* Rows
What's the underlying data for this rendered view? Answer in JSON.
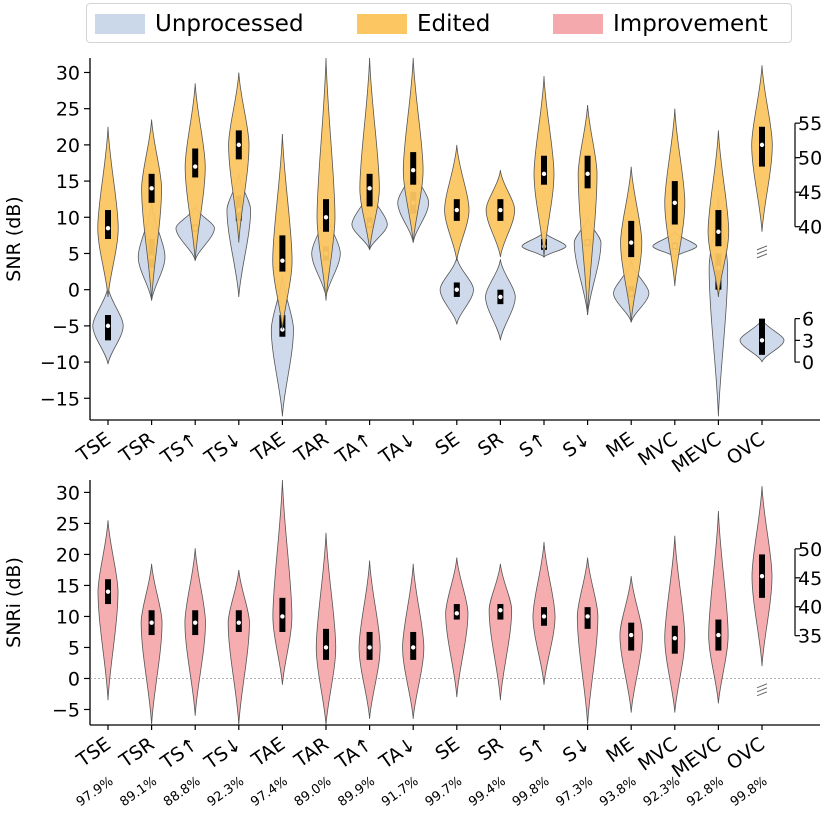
{
  "legend": {
    "items": [
      {
        "label": "Unprocessed",
        "color": "#cbd8ea"
      },
      {
        "label": "Edited",
        "color": "#fcc662"
      },
      {
        "label": "Improvement",
        "color": "#f4a9ac"
      }
    ]
  },
  "chart_data": [
    {
      "type": "violin",
      "ylabel": "SNR (dB)",
      "ylim": [
        -18,
        32
      ],
      "yticks": [
        -15,
        -10,
        -5,
        0,
        5,
        10,
        15,
        20,
        25,
        30
      ],
      "categories": [
        "TSE",
        "TSR",
        "TS↑",
        "TS↓",
        "TAE",
        "TAR",
        "TA↑",
        "TA↓",
        "SE",
        "SR",
        "S↑",
        "S↓",
        "ME",
        "MVC",
        "MEVC",
        "OVC"
      ],
      "series": [
        {
          "name": "Unprocessed",
          "color": "#cbd8ea",
          "medians": [
            -5,
            4.5,
            8.5,
            11,
            -5.5,
            5,
            9,
            12,
            0,
            -1,
            6,
            6.5,
            -0.5,
            6,
            3,
            -7
          ],
          "iqr": [
            [
              -7,
              -3.5
            ],
            [
              3,
              7
            ],
            [
              8,
              9
            ],
            [
              9.5,
              13
            ],
            [
              -6.5,
              -3.5
            ],
            [
              4,
              6
            ],
            [
              8.5,
              10
            ],
            [
              10.5,
              13.5
            ],
            [
              -1,
              1
            ],
            [
              -2,
              0
            ],
            [
              5.5,
              7
            ],
            [
              6,
              7
            ],
            [
              -1,
              0.5
            ],
            [
              5.5,
              6.5
            ],
            [
              0,
              5
            ],
            [
              -9,
              -4
            ]
          ],
          "range": [
            [
              -10.3,
              0.5
            ],
            [
              -1.5,
              12
            ],
            [
              4,
              11.5
            ],
            [
              -1,
              16
            ],
            [
              -17.5,
              2
            ],
            [
              -1,
              11
            ],
            [
              5.5,
              14
            ],
            [
              6.5,
              17
            ],
            [
              -4.8,
              4.5
            ],
            [
              -7,
              4.2
            ],
            [
              4.5,
              8
            ],
            [
              -3.5,
              10
            ],
            [
              -4.5,
              4
            ],
            [
              4.5,
              8
            ],
            [
              -17.5,
              13
            ],
            [
              -10,
              -4
            ]
          ]
        },
        {
          "name": "Edited",
          "color": "#fcc662",
          "medians": [
            8.5,
            14,
            17,
            20,
            4,
            10,
            14,
            16.5,
            11,
            11,
            16,
            16,
            6.5,
            12,
            8,
            20
          ],
          "iqr": [
            [
              7,
              11
            ],
            [
              12,
              16
            ],
            [
              15.5,
              19.5
            ],
            [
              18,
              22
            ],
            [
              2.5,
              7.5
            ],
            [
              8,
              12.5
            ],
            [
              11.5,
              16
            ],
            [
              14.5,
              19
            ],
            [
              9.5,
              12.5
            ],
            [
              9.5,
              12.5
            ],
            [
              14.5,
              18.5
            ],
            [
              14,
              18.5
            ],
            [
              4.5,
              9.5
            ],
            [
              9,
              15
            ],
            [
              6,
              11
            ],
            [
              17,
              22.5
            ]
          ],
          "range": [
            [
              -1,
              22.5
            ],
            [
              -1.5,
              23.5
            ],
            [
              4,
              28.5
            ],
            [
              6.5,
              30
            ],
            [
              -5.5,
              21.5
            ],
            [
              -1.5,
              32
            ],
            [
              5.5,
              32
            ],
            [
              6.5,
              32
            ],
            [
              4,
              20
            ],
            [
              4.5,
              16.5
            ],
            [
              4.5,
              29.5
            ],
            [
              -3.5,
              25.5
            ],
            [
              -4.5,
              17
            ],
            [
              0.5,
              25
            ],
            [
              -1,
              22
            ],
            [
              8,
              31
            ]
          ]
        }
      ],
      "inset_axis": {
        "ticks": [
          40,
          45,
          50,
          55
        ],
        "minor_ticks": [
          0,
          3,
          6
        ],
        "note": "broken axis marker on OVC"
      }
    },
    {
      "type": "violin",
      "ylabel": "SNRi (dB)",
      "ylim": [
        -7.5,
        32
      ],
      "yticks": [
        -5,
        0,
        5,
        10,
        15,
        20,
        25,
        30
      ],
      "categories": [
        "TSE",
        "TSR",
        "TS↑",
        "TS↓",
        "TAE",
        "TAR",
        "TA↑",
        "TA↓",
        "SE",
        "SR",
        "S↑",
        "S↓",
        "ME",
        "MVC",
        "MEVC",
        "OVC"
      ],
      "percentages": [
        "97.9%",
        "89.1%",
        "88.8%",
        "92.3%",
        "97.4%",
        "89.0%",
        "89.9%",
        "91.7%",
        "99.7%",
        "99.4%",
        "99.8%",
        "97.3%",
        "93.8%",
        "92.3%",
        "92.8%",
        "99.8%"
      ],
      "series": [
        {
          "name": "Improvement",
          "color": "#f4a9ac",
          "medians": [
            14,
            9,
            9,
            9,
            10,
            5,
            5,
            5,
            10.5,
            11,
            10,
            10,
            7,
            6.5,
            7,
            16.5
          ],
          "iqr": [
            [
              12,
              16
            ],
            [
              7,
              11
            ],
            [
              7,
              11
            ],
            [
              7.5,
              11
            ],
            [
              7.5,
              13
            ],
            [
              3,
              8
            ],
            [
              3,
              7.5
            ],
            [
              3,
              7.5
            ],
            [
              9.5,
              12
            ],
            [
              9.5,
              12
            ],
            [
              8.5,
              11.5
            ],
            [
              8,
              11.5
            ],
            [
              4.5,
              9
            ],
            [
              4,
              8.5
            ],
            [
              4.5,
              9.5
            ],
            [
              13,
              20
            ]
          ],
          "range": [
            [
              -3.5,
              25.5
            ],
            [
              -7.5,
              18.5
            ],
            [
              -6,
              21
            ],
            [
              -7.5,
              17.5
            ],
            [
              -1,
              32
            ],
            [
              -7.5,
              23.5
            ],
            [
              -6.5,
              19
            ],
            [
              -6.5,
              18.5
            ],
            [
              -3,
              19.5
            ],
            [
              -3.5,
              18.5
            ],
            [
              -1,
              22
            ],
            [
              -7.5,
              19.5
            ],
            [
              -5.5,
              16.5
            ],
            [
              -5.5,
              23
            ],
            [
              -4,
              27
            ],
            [
              2,
              31
            ]
          ]
        }
      ],
      "inset_axis": {
        "ticks": [
          35,
          40,
          45,
          50
        ]
      },
      "reference_line": 0
    }
  ]
}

* Problem details
Apart from the pictures, the entries above are to be repeated in full and exactly.

* Output below
What's the underlying data for this rendered view? Answer in JSON.
{
  "legend": {
    "items": [
      {
        "label": "Unprocessed",
        "color": "#cbd8ea"
      },
      {
        "label": "Edited",
        "color": "#fcc662"
      },
      {
        "label": "Improvement",
        "color": "#f4a9ac"
      }
    ]
  },
  "chart_data": [
    {
      "type": "violin",
      "ylabel": "SNR (dB)",
      "ylim": [
        -18,
        32
      ],
      "yticks": [
        -15,
        -10,
        -5,
        0,
        5,
        10,
        15,
        20,
        25,
        30
      ],
      "categories": [
        "TSE",
        "TSR",
        "TS↑",
        "TS↓",
        "TAE",
        "TAR",
        "TA↑",
        "TA↓",
        "SE",
        "SR",
        "S↑",
        "S↓",
        "ME",
        "MVC",
        "MEVC",
        "OVC"
      ],
      "series": [
        {
          "name": "Unprocessed",
          "color": "#cbd8ea",
          "medians": [
            -5,
            4.5,
            8.5,
            11,
            -5.5,
            5,
            9,
            12,
            0,
            -1,
            6,
            6.5,
            -0.5,
            6,
            3,
            -7
          ],
          "iqr": [
            [
              -7,
              -3.5
            ],
            [
              3,
              7
            ],
            [
              8,
              9
            ],
            [
              9.5,
              13
            ],
            [
              -6.5,
              -3.5
            ],
            [
              4,
              6
            ],
            [
              8.5,
              10
            ],
            [
              10.5,
              13.5
            ],
            [
              -1,
              1
            ],
            [
              -2,
              0
            ],
            [
              5.5,
              7
            ],
            [
              6,
              7
            ],
            [
              -1,
              0.5
            ],
            [
              5.5,
              6.5
            ],
            [
              0,
              5
            ],
            [
              -9,
              -4
            ]
          ],
          "range": [
            [
              -10.3,
              0.5
            ],
            [
              -1.5,
              12
            ],
            [
              4,
              11.5
            ],
            [
              -1,
              16
            ],
            [
              -17.5,
              2
            ],
            [
              -1,
              11
            ],
            [
              5.5,
              14
            ],
            [
              6.5,
              17
            ],
            [
              -4.8,
              4.5
            ],
            [
              -7,
              4.2
            ],
            [
              4.5,
              8
            ],
            [
              -3.5,
              10
            ],
            [
              -4.5,
              4
            ],
            [
              4.5,
              8
            ],
            [
              -17.5,
              13
            ],
            [
              -10,
              -4
            ]
          ]
        },
        {
          "name": "Edited",
          "color": "#fcc662",
          "medians": [
            8.5,
            14,
            17,
            20,
            4,
            10,
            14,
            16.5,
            11,
            11,
            16,
            16,
            6.5,
            12,
            8,
            20
          ],
          "iqr": [
            [
              7,
              11
            ],
            [
              12,
              16
            ],
            [
              15.5,
              19.5
            ],
            [
              18,
              22
            ],
            [
              2.5,
              7.5
            ],
            [
              8,
              12.5
            ],
            [
              11.5,
              16
            ],
            [
              14.5,
              19
            ],
            [
              9.5,
              12.5
            ],
            [
              9.5,
              12.5
            ],
            [
              14.5,
              18.5
            ],
            [
              14,
              18.5
            ],
            [
              4.5,
              9.5
            ],
            [
              9,
              15
            ],
            [
              6,
              11
            ],
            [
              17,
              22.5
            ]
          ],
          "range": [
            [
              -1,
              22.5
            ],
            [
              -1.5,
              23.5
            ],
            [
              4,
              28.5
            ],
            [
              6.5,
              30
            ],
            [
              -5.5,
              21.5
            ],
            [
              -1.5,
              32
            ],
            [
              5.5,
              32
            ],
            [
              6.5,
              32
            ],
            [
              4,
              20
            ],
            [
              4.5,
              16.5
            ],
            [
              4.5,
              29.5
            ],
            [
              -3.5,
              25.5
            ],
            [
              -4.5,
              17
            ],
            [
              0.5,
              25
            ],
            [
              -1,
              22
            ],
            [
              8,
              31
            ]
          ]
        }
      ],
      "inset_axis": {
        "ticks": [
          40,
          45,
          50,
          55
        ],
        "minor_ticks": [
          0,
          3,
          6
        ],
        "note": "broken axis marker on OVC"
      }
    },
    {
      "type": "violin",
      "ylabel": "SNRi (dB)",
      "ylim": [
        -7.5,
        32
      ],
      "yticks": [
        -5,
        0,
        5,
        10,
        15,
        20,
        25,
        30
      ],
      "categories": [
        "TSE",
        "TSR",
        "TS↑",
        "TS↓",
        "TAE",
        "TAR",
        "TA↑",
        "TA↓",
        "SE",
        "SR",
        "S↑",
        "S↓",
        "ME",
        "MVC",
        "MEVC",
        "OVC"
      ],
      "percentages": [
        "97.9%",
        "89.1%",
        "88.8%",
        "92.3%",
        "97.4%",
        "89.0%",
        "89.9%",
        "91.7%",
        "99.7%",
        "99.4%",
        "99.8%",
        "97.3%",
        "93.8%",
        "92.3%",
        "92.8%",
        "99.8%"
      ],
      "series": [
        {
          "name": "Improvement",
          "color": "#f4a9ac",
          "medians": [
            14,
            9,
            9,
            9,
            10,
            5,
            5,
            5,
            10.5,
            11,
            10,
            10,
            7,
            6.5,
            7,
            16.5
          ],
          "iqr": [
            [
              12,
              16
            ],
            [
              7,
              11
            ],
            [
              7,
              11
            ],
            [
              7.5,
              11
            ],
            [
              7.5,
              13
            ],
            [
              3,
              8
            ],
            [
              3,
              7.5
            ],
            [
              3,
              7.5
            ],
            [
              9.5,
              12
            ],
            [
              9.5,
              12
            ],
            [
              8.5,
              11.5
            ],
            [
              8,
              11.5
            ],
            [
              4.5,
              9
            ],
            [
              4,
              8.5
            ],
            [
              4.5,
              9.5
            ],
            [
              13,
              20
            ]
          ],
          "range": [
            [
              -3.5,
              25.5
            ],
            [
              -7.5,
              18.5
            ],
            [
              -6,
              21
            ],
            [
              -7.5,
              17.5
            ],
            [
              -1,
              32
            ],
            [
              -7.5,
              23.5
            ],
            [
              -6.5,
              19
            ],
            [
              -6.5,
              18.5
            ],
            [
              -3,
              19.5
            ],
            [
              -3.5,
              18.5
            ],
            [
              -1,
              22
            ],
            [
              -7.5,
              19.5
            ],
            [
              -5.5,
              16.5
            ],
            [
              -5.5,
              23
            ],
            [
              -4,
              27
            ],
            [
              2,
              31
            ]
          ]
        }
      ],
      "inset_axis": {
        "ticks": [
          35,
          40,
          45,
          50
        ]
      },
      "reference_line": 0
    }
  ]
}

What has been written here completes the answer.